• Instructions to follow: Quote the listing in full, exactly as given, minus any pictures.

• The input:

# # # # # # #

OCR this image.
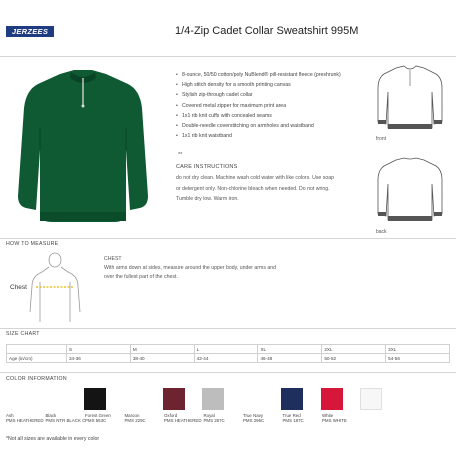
JERZEES	1/4-Zip Cadet Collar Sweatshirt 995M
• 8-ounce, 50/50 cotton/poly NuBlend® pill-resistant fleece (preshrunk)
• High stitch density for a smooth printing canvas
• Stylish zip-through cadet collar
• Covered metal zipper for maximum print area
• 1x1 rib knit cuffs with concealed seams
• Double-needle coverstitching on armholes and waistband
• 1x1 rib knit waistband
**
CARE INSTRUCTIONS
do not dry clean. Machine wash cold water with like colors. Use soap or detergent only. Non-chlorine bleach when needed. Do not wring. Tumble dry low. Warm iron.
front
back
HOW TO MEASURE
Chest
CHEST
With arms down at sides, measure around the upper body, under arms and over the fullest part of the chest.
SIZE CHART
	S	M	L	XL	2XL	3XL
Age (in/cm)	34-36	38-40	42-44	46-48	50-52	54-56
COLOR INFORMATION
Ash
PMS HEATHERED
Black
PMS NTR BLACK C
Forest Green
PMS 553C
Maroon
PMS 229C
Oxford
PMS HEATHERED
Royal
PMS 287C
True Navy
PMS 296C
True Red
PMS 187C
White
PMS WHITE
*Not all sizes are available in every color
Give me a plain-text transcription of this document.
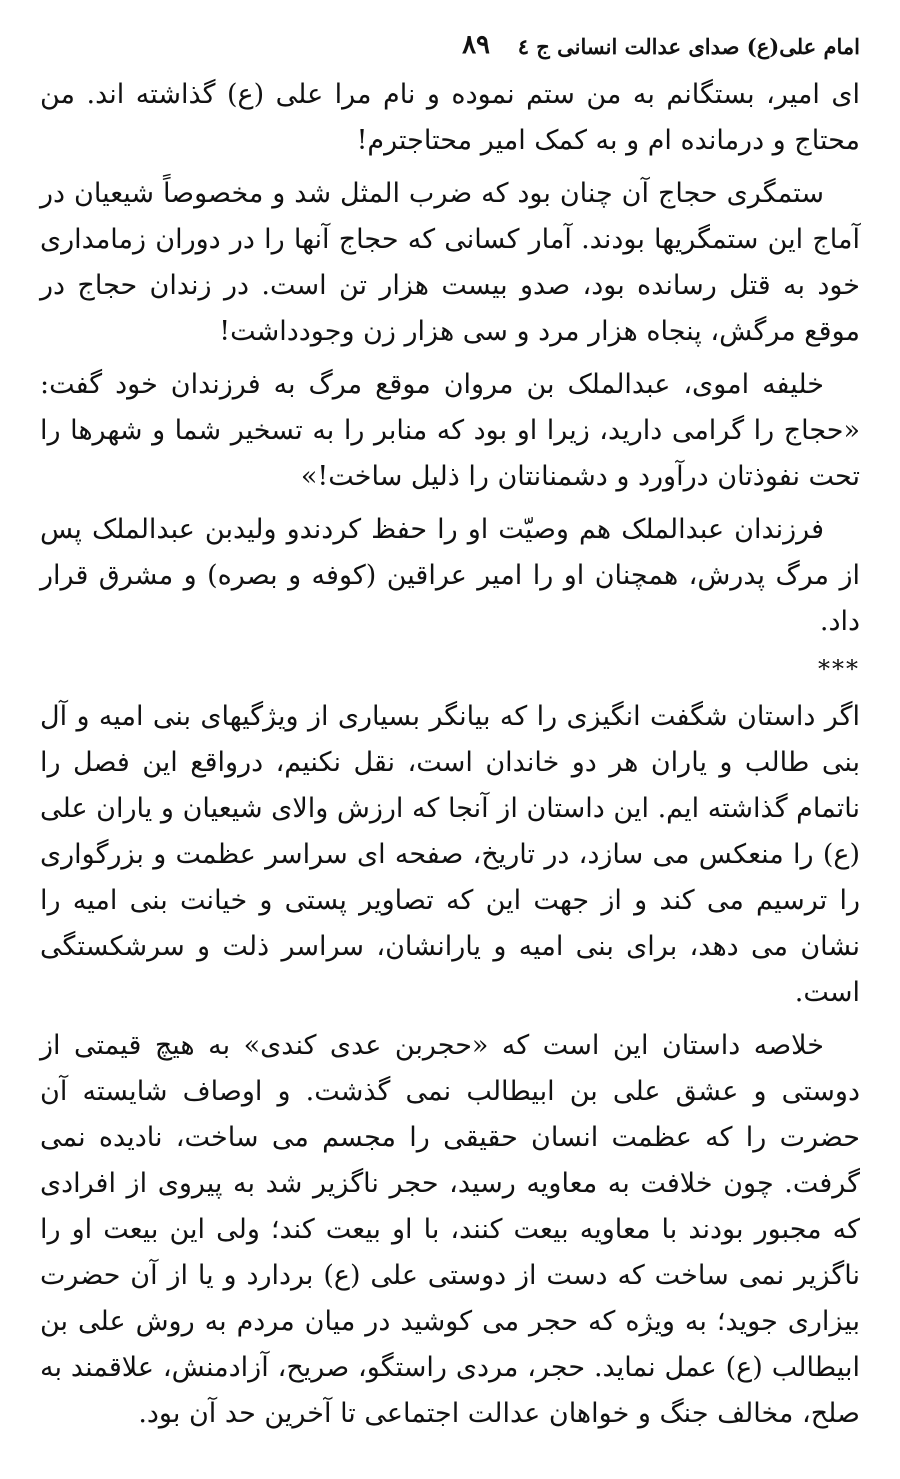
امام علی(ع) صدای عدالت انسانی ج ٤
٨٩

ای امیر، بستگانم به من ستم نموده و نام مرا علی (ع) گذاشته اند. من محتاج و درمانده ام و به کمک امیر محتاجترم!

ستمگری حجاج آن چنان بود که ضرب المثل شد و مخصوصاً شیعیان در آماج این ستمگریها بودند. آمار کسانی که حجاج آنها را در دوران زمامداری خود به قتل رسانده بود، صدو بیست هزار تن است. در زندان حجاج در موقع مرگش، پنجاه هزار مرد و سی هزار زن وجودداشت!

خلیفه اموی، عبدالملک بن مروان موقع مرگ به فرزندان خود گفت: «حجاج را گرامی دارید، زیرا او بود که منابر را به تسخیر شما و شهرها را تحت نفوذتان درآورد و دشمنانتان را ذلیل ساخت!»

فرزندان عبدالملک هم وصیّت او را حفظ کردندو ولیدبن عبدالملک پس از مرگ پدرش، همچنان او را امیر عراقین (کوفه و بصره) و مشرق قرار داد.

***

اگر داستان شگفت انگیزی را که بیانگر بسیاری از ویژگیهای بنی امیه و آل بنی طالب و یاران هر دو خاندان است، نقل نکنیم، درواقع این فصل را ناتمام گذاشته ایم. این داستان از آنجا که ارزش والای شیعیان و یاران علی (ع) را منعکس می سازد، در تاریخ، صفحه ای سراسر عظمت و بزرگواری را ترسیم می کند و از جهت این که تصاویر پستی و خیانت بنی امیه را نشان می دهد، برای بنی امیه و یارانشان، سراسر ذلت و سرشکستگی است.

خلاصه داستان این است که «حجربن عدی کندی» به هیچ قیمتی از دوستی و عشق علی بن ابیطالب نمی گذشت. و اوصاف شایسته آن حضرت را که عظمت انسان حقیقی را مجسم می ساخت، نادیده نمی گرفت. چون خلافت به معاویه رسید، حجر ناگزیر شد به پیروی از افرادی که مجبور بودند با معاویه بیعت کنند، با او بیعت کند؛ ولی این بیعت او را ناگزیر نمی ساخت که دست از دوستی علی (ع) بردارد و یا از آن حضرت بیزاری جوید؛ به ویژه که حجر می کوشید در میان مردم به روش علی بن ابیطالب (ع) عمل نماید. حجر، مردی راستگو، صریح، آزادمنش، علاقمند به صلح، مخالف جنگ و خواهان عدالت اجتماعی تا آخرین حد آن بود.
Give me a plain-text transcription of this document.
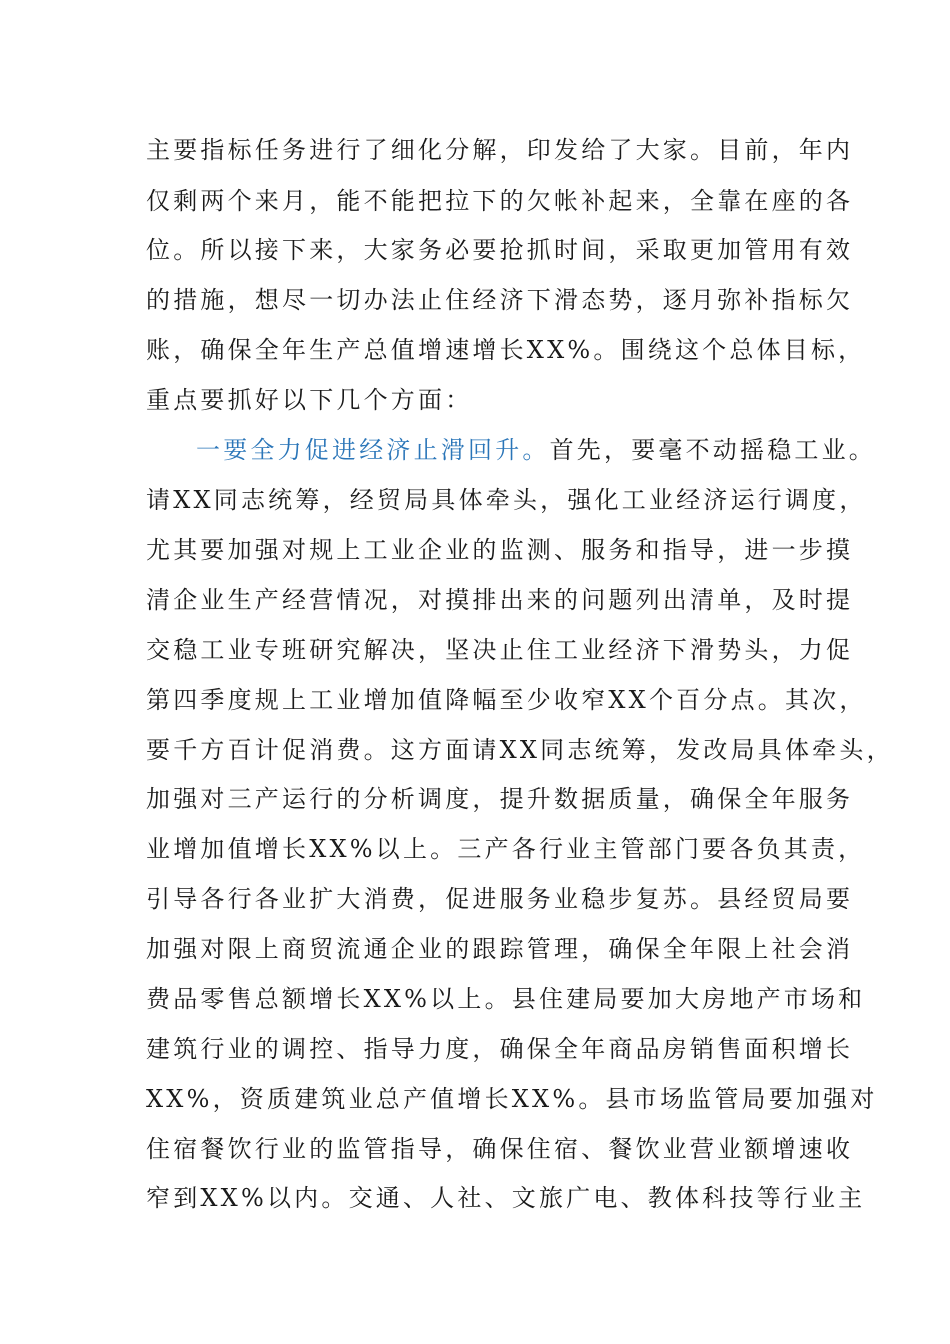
主要指标任务进行了细化分解，印发给了大家。目前，年内
仅剩两个来月，能不能把拉下的欠帐补起来，全靠在座的各
位。所以接下来，大家务必要抢抓时间，采取更加管用有效
的措施，想尽一切办法止住经济下滑态势，逐月弥补指标欠
账，确保全年生产总值增速增长XX%。围绕这个总体目标，
重点要抓好以下几个方面：
一要全力促进经济止滑回升。首先，要毫不动摇稳工业。
请XX同志统筹，经贸局具体牵头，强化工业经济运行调度，
尤其要加强对规上工业企业的监测、服务和指导，进一步摸
清企业生产经营情况，对摸排出来的问题列出清单，及时提
交稳工业专班研究解决，坚决止住工业经济下滑势头，力促
第四季度规上工业增加值降幅至少收窄XX个百分点。其次，
要千方百计促消费。这方面请XX同志统筹，发改局具体牵头，
加强对三产运行的分析调度，提升数据质量，确保全年服务
业增加值增长XX%以上。三产各行业主管部门要各负其责，
引导各行各业扩大消费，促进服务业稳步复苏。县经贸局要
加强对限上商贸流通企业的跟踪管理，确保全年限上社会消
费品零售总额增长XX%以上。县住建局要加大房地产市场和
建筑行业的调控、指导力度，确保全年商品房销售面积增长
XX%，资质建筑业总产值增长XX%。县市场监管局要加强对
住宿餐饮行业的监管指导，确保住宿、餐饮业营业额增速收
窄到XX%以内。交通、人社、文旅广电、教体科技等行业主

# # # # # # #

• Result of this task:
OCR this image.
JERZEES	1/4-Zip Cadet Collar Sweatshirt 995M
• 8-ounce, 50/50 cotton/poly NuBlend® pill-resistant fleece (preshrunk)
• High stitch density for a smooth printing canvas
• Stylish zip-through cadet collar
• Covered metal zipper for maximum print area
• 1x1 rib knit cuffs with concealed seams
• Double-needle coverstitching on armholes and waistband
• 1x1 rib knit waistband
**
CARE INSTRUCTIONS
do not dry clean. Machine wash cold water with like colors. Use soap or detergent only. Non-chlorine bleach when needed. Do not wring. Tumble dry low. Warm iron.
front
back
HOW TO MEASURE
Chest
CHEST
With arms down at sides, measure around the upper body, under arms and over the fullest part of the chest.
SIZE CHART
	S	M	L	XL	2XL	3XL
Age (in/cm)	34-36	38-40	42-44	46-48	50-52	54-56
COLOR INFORMATION
Ash
PMS HEATHERED
Black
PMS NTR BLACK C
Forest Green
PMS 553C
Maroon
PMS 229C
Oxford
PMS HEATHERED
Royal
PMS 287C
True Navy
PMS 296C
True Red
PMS 187C
White
PMS WHITE
*Not all sizes are available in every color
Give me a plain-text transcription of this document.
امام علی(ع) صدای عدالت انسانی ج ٤
٨٩

ای امیر، بستگانم به من ستم نموده و نام مرا علی (ع) گذاشته اند. من محتاج و درمانده ام و به کمک امیر محتاجترم!

ستمگری حجاج آن چنان بود که ضرب المثل شد و مخصوصاً شیعیان در آماج این ستمگریها بودند. آمار کسانی که حجاج آنها را در دوران زمامداری خود به قتل رسانده بود، صدو بیست هزار تن است. در زندان حجاج در موقع مرگش، پنجاه هزار مرد و سی هزار زن وجودداشت!

خلیفه اموی، عبدالملک بن مروان موقع مرگ به فرزندان خود گفت: «حجاج را گرامی دارید، زیرا او بود که منابر را به تسخیر شما و شهرها را تحت نفوذتان درآورد و دشمنانتان را ذلیل ساخت!»

فرزندان عبدالملک هم وصیّت او را حفظ کردندو ولیدبن عبدالملک پس از مرگ پدرش، همچنان او را امیر عراقین (کوفه و بصره) و مشرق قرار داد.

***

اگر داستان شگفت انگیزی را که بیانگر بسیاری از ویژگیهای بنی امیه و آل بنی طالب و یاران هر دو خاندان است، نقل نکنیم، درواقع این فصل را ناتمام گذاشته ایم. این داستان از آنجا که ارزش والای شیعیان و یاران علی (ع) را منعکس می سازد، در تاریخ، صفحه ای سراسر عظمت و بزرگواری را ترسیم می کند و از جهت این که تصاویر پستی و خیانت بنی امیه را نشان می دهد، برای بنی امیه و یارانشان، سراسر ذلت و سرشکستگی است.

خلاصه داستان این است که «حجربن عدی کندی» به هیچ قیمتی از دوستی و عشق علی بن ابیطالب نمی گذشت. و اوصاف شایسته آن حضرت را که عظمت انسان حقیقی را مجسم می ساخت، نادیده نمی گرفت. چون خلافت به معاویه رسید، حجر ناگزیر شد به پیروی از افرادی که مجبور بودند با معاویه بیعت کنند، با او بیعت کند؛ ولی این بیعت او را ناگزیر نمی ساخت که دست از دوستی علی (ع) بردارد و یا از آن حضرت بیزاری جوید؛ به ویژه که حجر می کوشید در میان مردم به روش علی بن ابیطالب (ع) عمل نماید. حجر، مردی راستگو، صریح، آزادمنش، علاقمند به صلح، مخالف جنگ و خواهان عدالت اجتماعی تا آخرین حد آن بود.
Give me a plain-text transcription of this document.
主要指标任务进行了细化分解，印发给了大家。目前，年内
仅剩两个来月，能不能把拉下的欠帐补起来，全靠在座的各
位。所以接下来，大家务必要抢抓时间，采取更加管用有效
的措施，想尽一切办法止住经济下滑态势，逐月弥补指标欠
账，确保全年生产总值增速增长XX%。围绕这个总体目标，
重点要抓好以下几个方面：
一要全力促进经济止滑回升。首先，要毫不动摇稳工业。
请XX同志统筹，经贸局具体牵头，强化工业经济运行调度，
尤其要加强对规上工业企业的监测、服务和指导，进一步摸
清企业生产经营情况，对摸排出来的问题列出清单，及时提
交稳工业专班研究解决，坚决止住工业经济下滑势头，力促
第四季度规上工业增加值降幅至少收窄XX个百分点。其次，
要千方百计促消费。这方面请XX同志统筹，发改局具体牵头，
加强对三产运行的分析调度，提升数据质量，确保全年服务
业增加值增长XX%以上。三产各行业主管部门要各负其责，
引导各行各业扩大消费，促进服务业稳步复苏。县经贸局要
加强对限上商贸流通企业的跟踪管理，确保全年限上社会消
费品零售总额增长XX%以上。县住建局要加大房地产市场和
建筑行业的调控、指导力度，确保全年商品房销售面积增长
XX%，资质建筑业总产值增长XX%。县市场监管局要加强对
住宿餐饮行业的监管指导，确保住宿、餐饮业营业额增速收
窄到XX%以内。交通、人社、文旅广电、教体科技等行业主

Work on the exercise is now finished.